-- START INFORMATION SHOWN --

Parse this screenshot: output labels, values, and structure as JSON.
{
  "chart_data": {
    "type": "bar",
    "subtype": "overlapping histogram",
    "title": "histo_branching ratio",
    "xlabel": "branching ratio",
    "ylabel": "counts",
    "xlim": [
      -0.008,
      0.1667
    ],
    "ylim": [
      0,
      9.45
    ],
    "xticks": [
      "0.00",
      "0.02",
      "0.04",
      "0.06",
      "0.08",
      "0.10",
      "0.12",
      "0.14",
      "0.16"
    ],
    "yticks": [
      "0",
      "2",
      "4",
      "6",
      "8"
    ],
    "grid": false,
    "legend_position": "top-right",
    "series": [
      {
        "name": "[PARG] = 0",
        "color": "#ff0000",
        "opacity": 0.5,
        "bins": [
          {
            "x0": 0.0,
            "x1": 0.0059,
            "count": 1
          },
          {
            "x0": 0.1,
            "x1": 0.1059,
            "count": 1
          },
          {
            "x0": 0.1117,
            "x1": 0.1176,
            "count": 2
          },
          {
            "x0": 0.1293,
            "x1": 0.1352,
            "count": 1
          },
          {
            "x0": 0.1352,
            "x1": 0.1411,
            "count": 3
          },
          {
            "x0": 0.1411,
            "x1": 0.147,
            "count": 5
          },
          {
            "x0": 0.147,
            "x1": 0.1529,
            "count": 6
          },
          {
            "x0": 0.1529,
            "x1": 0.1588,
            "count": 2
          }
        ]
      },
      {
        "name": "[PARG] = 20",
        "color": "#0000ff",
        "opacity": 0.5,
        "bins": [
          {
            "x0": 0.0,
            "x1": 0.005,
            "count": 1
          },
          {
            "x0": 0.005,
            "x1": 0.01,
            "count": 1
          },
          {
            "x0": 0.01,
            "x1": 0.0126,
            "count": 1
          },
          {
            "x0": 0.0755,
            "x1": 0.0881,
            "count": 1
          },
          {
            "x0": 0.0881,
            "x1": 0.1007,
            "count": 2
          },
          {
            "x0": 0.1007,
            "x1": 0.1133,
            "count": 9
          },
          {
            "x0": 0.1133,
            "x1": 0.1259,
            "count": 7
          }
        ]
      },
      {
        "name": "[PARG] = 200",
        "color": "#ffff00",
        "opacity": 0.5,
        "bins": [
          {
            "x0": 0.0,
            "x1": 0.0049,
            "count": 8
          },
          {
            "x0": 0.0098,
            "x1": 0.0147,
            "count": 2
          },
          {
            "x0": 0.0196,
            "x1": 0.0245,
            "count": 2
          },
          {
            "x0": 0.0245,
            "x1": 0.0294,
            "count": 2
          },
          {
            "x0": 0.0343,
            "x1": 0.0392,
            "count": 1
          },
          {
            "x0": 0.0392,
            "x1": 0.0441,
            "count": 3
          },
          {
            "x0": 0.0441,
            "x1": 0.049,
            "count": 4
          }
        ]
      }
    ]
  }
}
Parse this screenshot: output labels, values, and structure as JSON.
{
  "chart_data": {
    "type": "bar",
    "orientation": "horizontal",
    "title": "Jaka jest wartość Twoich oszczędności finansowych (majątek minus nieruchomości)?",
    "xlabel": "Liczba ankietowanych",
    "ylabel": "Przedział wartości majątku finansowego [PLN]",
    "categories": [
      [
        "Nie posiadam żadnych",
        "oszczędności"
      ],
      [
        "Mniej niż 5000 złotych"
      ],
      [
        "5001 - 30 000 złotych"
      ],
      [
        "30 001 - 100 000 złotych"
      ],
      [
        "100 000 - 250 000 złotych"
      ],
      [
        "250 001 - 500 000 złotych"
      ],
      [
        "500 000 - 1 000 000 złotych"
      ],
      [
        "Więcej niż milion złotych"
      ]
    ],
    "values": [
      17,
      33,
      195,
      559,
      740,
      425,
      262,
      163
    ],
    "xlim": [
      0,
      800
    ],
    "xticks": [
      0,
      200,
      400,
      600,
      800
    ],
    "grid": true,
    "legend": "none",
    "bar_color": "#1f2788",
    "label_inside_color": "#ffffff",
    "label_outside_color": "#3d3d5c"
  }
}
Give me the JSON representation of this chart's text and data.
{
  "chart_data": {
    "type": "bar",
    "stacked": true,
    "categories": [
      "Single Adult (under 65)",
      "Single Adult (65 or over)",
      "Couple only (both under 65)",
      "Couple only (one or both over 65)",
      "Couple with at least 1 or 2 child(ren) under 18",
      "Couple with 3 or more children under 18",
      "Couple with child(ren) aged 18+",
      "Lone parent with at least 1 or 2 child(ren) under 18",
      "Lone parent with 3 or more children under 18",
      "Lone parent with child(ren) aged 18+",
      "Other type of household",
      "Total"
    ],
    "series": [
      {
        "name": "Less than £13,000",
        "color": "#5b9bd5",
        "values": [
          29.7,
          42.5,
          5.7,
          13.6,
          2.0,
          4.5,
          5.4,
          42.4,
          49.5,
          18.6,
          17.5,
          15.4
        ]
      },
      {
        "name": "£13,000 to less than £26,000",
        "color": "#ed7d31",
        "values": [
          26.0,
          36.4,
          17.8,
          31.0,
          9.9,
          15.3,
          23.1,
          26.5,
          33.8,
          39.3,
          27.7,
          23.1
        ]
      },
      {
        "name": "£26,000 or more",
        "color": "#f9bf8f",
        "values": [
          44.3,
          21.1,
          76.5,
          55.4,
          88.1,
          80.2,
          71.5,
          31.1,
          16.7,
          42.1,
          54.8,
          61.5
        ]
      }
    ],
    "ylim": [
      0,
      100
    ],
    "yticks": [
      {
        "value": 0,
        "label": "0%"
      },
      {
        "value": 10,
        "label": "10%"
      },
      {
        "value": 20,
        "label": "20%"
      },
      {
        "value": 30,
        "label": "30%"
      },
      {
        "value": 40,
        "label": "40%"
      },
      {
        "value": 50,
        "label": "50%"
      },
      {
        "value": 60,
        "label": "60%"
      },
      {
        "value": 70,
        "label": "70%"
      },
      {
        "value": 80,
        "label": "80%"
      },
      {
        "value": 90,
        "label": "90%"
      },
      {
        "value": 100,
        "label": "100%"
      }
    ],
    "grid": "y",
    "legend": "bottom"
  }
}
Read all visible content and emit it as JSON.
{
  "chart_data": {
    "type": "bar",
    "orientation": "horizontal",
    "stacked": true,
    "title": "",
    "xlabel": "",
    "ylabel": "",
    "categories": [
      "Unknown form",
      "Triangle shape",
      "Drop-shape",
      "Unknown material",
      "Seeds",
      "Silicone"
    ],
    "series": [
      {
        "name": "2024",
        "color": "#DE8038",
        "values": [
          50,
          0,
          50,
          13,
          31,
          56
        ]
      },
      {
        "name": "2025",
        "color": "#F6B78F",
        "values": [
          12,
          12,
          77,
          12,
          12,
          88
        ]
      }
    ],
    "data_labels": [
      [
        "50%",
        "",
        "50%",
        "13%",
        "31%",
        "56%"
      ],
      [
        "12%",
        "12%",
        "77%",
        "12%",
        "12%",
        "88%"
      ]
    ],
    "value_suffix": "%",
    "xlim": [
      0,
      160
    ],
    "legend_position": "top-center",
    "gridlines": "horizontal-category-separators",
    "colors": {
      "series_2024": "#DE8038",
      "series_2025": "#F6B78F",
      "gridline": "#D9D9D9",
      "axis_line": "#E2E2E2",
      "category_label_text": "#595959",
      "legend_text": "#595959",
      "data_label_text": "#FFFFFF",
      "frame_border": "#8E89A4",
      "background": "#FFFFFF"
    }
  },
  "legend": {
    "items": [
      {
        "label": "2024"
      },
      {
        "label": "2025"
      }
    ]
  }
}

-- END INFORMATION SHOWN --

Restate the data above exactly, keeping each word as it stands.

Parse this screenshot: output labels, values, and structure as JSON.
{
  "chart_data": {
    "type": "bar",
    "subtype": "overlapping histogram",
    "title": "histo_branching ratio",
    "xlabel": "branching ratio",
    "ylabel": "counts",
    "xlim": [
      -0.008,
      0.1667
    ],
    "ylim": [
      0,
      9.45
    ],
    "xticks": [
      "0.00",
      "0.02",
      "0.04",
      "0.06",
      "0.08",
      "0.10",
      "0.12",
      "0.14",
      "0.16"
    ],
    "yticks": [
      "0",
      "2",
      "4",
      "6",
      "8"
    ],
    "grid": false,
    "legend_position": "top-right",
    "series": [
      {
        "name": "[PARG] = 0",
        "color": "#ff0000",
        "opacity": 0.5,
        "bins": [
          {
            "x0": 0.0,
            "x1": 0.0059,
            "count": 1
          },
          {
            "x0": 0.1,
            "x1": 0.1059,
            "count": 1
          },
          {
            "x0": 0.1117,
            "x1": 0.1176,
            "count": 2
          },
          {
            "x0": 0.1293,
            "x1": 0.1352,
            "count": 1
          },
          {
            "x0": 0.1352,
            "x1": 0.1411,
            "count": 3
          },
          {
            "x0": 0.1411,
            "x1": 0.147,
            "count": 5
          },
          {
            "x0": 0.147,
            "x1": 0.1529,
            "count": 6
          },
          {
            "x0": 0.1529,
            "x1": 0.1588,
            "count": 2
          }
        ]
      },
      {
        "name": "[PARG] = 20",
        "color": "#0000ff",
        "opacity": 0.5,
        "bins": [
          {
            "x0": 0.0,
            "x1": 0.005,
            "count": 1
          },
          {
            "x0": 0.005,
            "x1": 0.01,
            "count": 1
          },
          {
            "x0": 0.01,
            "x1": 0.0126,
            "count": 1
          },
          {
            "x0": 0.0755,
            "x1": 0.0881,
            "count": 1
          },
          {
            "x0": 0.0881,
            "x1": 0.1007,
            "count": 2
          },
          {
            "x0": 0.1007,
            "x1": 0.1133,
            "count": 9
          },
          {
            "x0": 0.1133,
            "x1": 0.1259,
            "count": 7
          }
        ]
      },
      {
        "name": "[PARG] = 200",
        "color": "#ffff00",
        "opacity": 0.5,
        "bins": [
          {
            "x0": 0.0,
            "x1": 0.0049,
            "count": 8
          },
          {
            "x0": 0.0098,
            "x1": 0.0147,
            "count": 2
          },
          {
            "x0": 0.0196,
            "x1": 0.0245,
            "count": 2
          },
          {
            "x0": 0.0245,
            "x1": 0.0294,
            "count": 2
          },
          {
            "x0": 0.0343,
            "x1": 0.0392,
            "count": 1
          },
          {
            "x0": 0.0392,
            "x1": 0.0441,
            "count": 3
          },
          {
            "x0": 0.0441,
            "x1": 0.049,
            "count": 4
          }
        ]
      }
    ]
  }
}
Parse this screenshot: output labels, values, and structure as JSON.
{
  "chart_data": {
    "type": "bar",
    "orientation": "horizontal",
    "title": "Jaka jest wartość Twoich oszczędności finansowych (majątek minus nieruchomości)?",
    "xlabel": "Liczba ankietowanych",
    "ylabel": "Przedział wartości majątku finansowego [PLN]",
    "categories": [
      [
        "Nie posiadam żadnych",
        "oszczędności"
      ],
      [
        "Mniej niż 5000 złotych"
      ],
      [
        "5001 - 30 000 złotych"
      ],
      [
        "30 001 - 100 000 złotych"
      ],
      [
        "100 000 - 250 000 złotych"
      ],
      [
        "250 001 - 500 000 złotych"
      ],
      [
        "500 000 - 1 000 000 złotych"
      ],
      [
        "Więcej niż milion złotych"
      ]
    ],
    "values": [
      17,
      33,
      195,
      559,
      740,
      425,
      262,
      163
    ],
    "xlim": [
      0,
      800
    ],
    "xticks": [
      0,
      200,
      400,
      600,
      800
    ],
    "grid": true,
    "legend": "none",
    "bar_color": "#1f2788",
    "label_inside_color": "#ffffff",
    "label_outside_color": "#3d3d5c"
  }
}
Give me the JSON representation of this chart's text and data.
{
  "chart_data": {
    "type": "bar",
    "stacked": true,
    "categories": [
      "Single Adult (under 65)",
      "Single Adult (65 or over)",
      "Couple only (both under 65)",
      "Couple only (one or both over 65)",
      "Couple with at least 1 or 2 child(ren) under 18",
      "Couple with 3 or more children under 18",
      "Couple with child(ren) aged 18+",
      "Lone parent with at least 1 or 2 child(ren) under 18",
      "Lone parent with 3 or more children under 18",
      "Lone parent with child(ren) aged 18+",
      "Other type of household",
      "Total"
    ],
    "series": [
      {
        "name": "Less than £13,000",
        "color": "#5b9bd5",
        "values": [
          29.7,
          42.5,
          5.7,
          13.6,
          2.0,
          4.5,
          5.4,
          42.4,
          49.5,
          18.6,
          17.5,
          15.4
        ]
      },
      {
        "name": "£13,000 to less than £26,000",
        "color": "#ed7d31",
        "values": [
          26.0,
          36.4,
          17.8,
          31.0,
          9.9,
          15.3,
          23.1,
          26.5,
          33.8,
          39.3,
          27.7,
          23.1
        ]
      },
      {
        "name": "£26,000 or more",
        "color": "#f9bf8f",
        "values": [
          44.3,
          21.1,
          76.5,
          55.4,
          88.1,
          80.2,
          71.5,
          31.1,
          16.7,
          42.1,
          54.8,
          61.5
        ]
      }
    ],
    "ylim": [
      0,
      100
    ],
    "yticks": [
      {
        "value": 0,
        "label": "0%"
      },
      {
        "value": 10,
        "label": "10%"
      },
      {
        "value": 20,
        "label": "20%"
      },
      {
        "value": 30,
        "label": "30%"
      },
      {
        "value": 40,
        "label": "40%"
      },
      {
        "value": 50,
        "label": "50%"
      },
      {
        "value": 60,
        "label": "60%"
      },
      {
        "value": 70,
        "label": "70%"
      },
      {
        "value": 80,
        "label": "80%"
      },
      {
        "value": 90,
        "label": "90%"
      },
      {
        "value": 100,
        "label": "100%"
      }
    ],
    "grid": "y",
    "legend": "bottom"
  }
}
Read all visible content and emit it as JSON.
{
  "chart_data": {
    "type": "bar",
    "orientation": "horizontal",
    "stacked": true,
    "title": "",
    "xlabel": "",
    "ylabel": "",
    "categories": [
      "Unknown form",
      "Triangle shape",
      "Drop-shape",
      "Unknown material",
      "Seeds",
      "Silicone"
    ],
    "series": [
      {
        "name": "2024",
        "color": "#DE8038",
        "values": [
          50,
          0,
          50,
          13,
          31,
          56
        ]
      },
      {
        "name": "2025",
        "color": "#F6B78F",
        "values": [
          12,
          12,
          77,
          12,
          12,
          88
        ]
      }
    ],
    "data_labels": [
      [
        "50%",
        "",
        "50%",
        "13%",
        "31%",
        "56%"
      ],
      [
        "12%",
        "12%",
        "77%",
        "12%",
        "12%",
        "88%"
      ]
    ],
    "value_suffix": "%",
    "xlim": [
      0,
      160
    ],
    "legend_position": "top-center",
    "gridlines": "horizontal-category-separators",
    "colors": {
      "series_2024": "#DE8038",
      "series_2025": "#F6B78F",
      "gridline": "#D9D9D9",
      "axis_line": "#E2E2E2",
      "category_label_text": "#595959",
      "legend_text": "#595959",
      "data_label_text": "#FFFFFF",
      "frame_border": "#8E89A4",
      "background": "#FFFFFF"
    }
  },
  "legend": {
    "items": [
      {
        "label": "2024"
      },
      {
        "label": "2025"
      }
    ]
  }
}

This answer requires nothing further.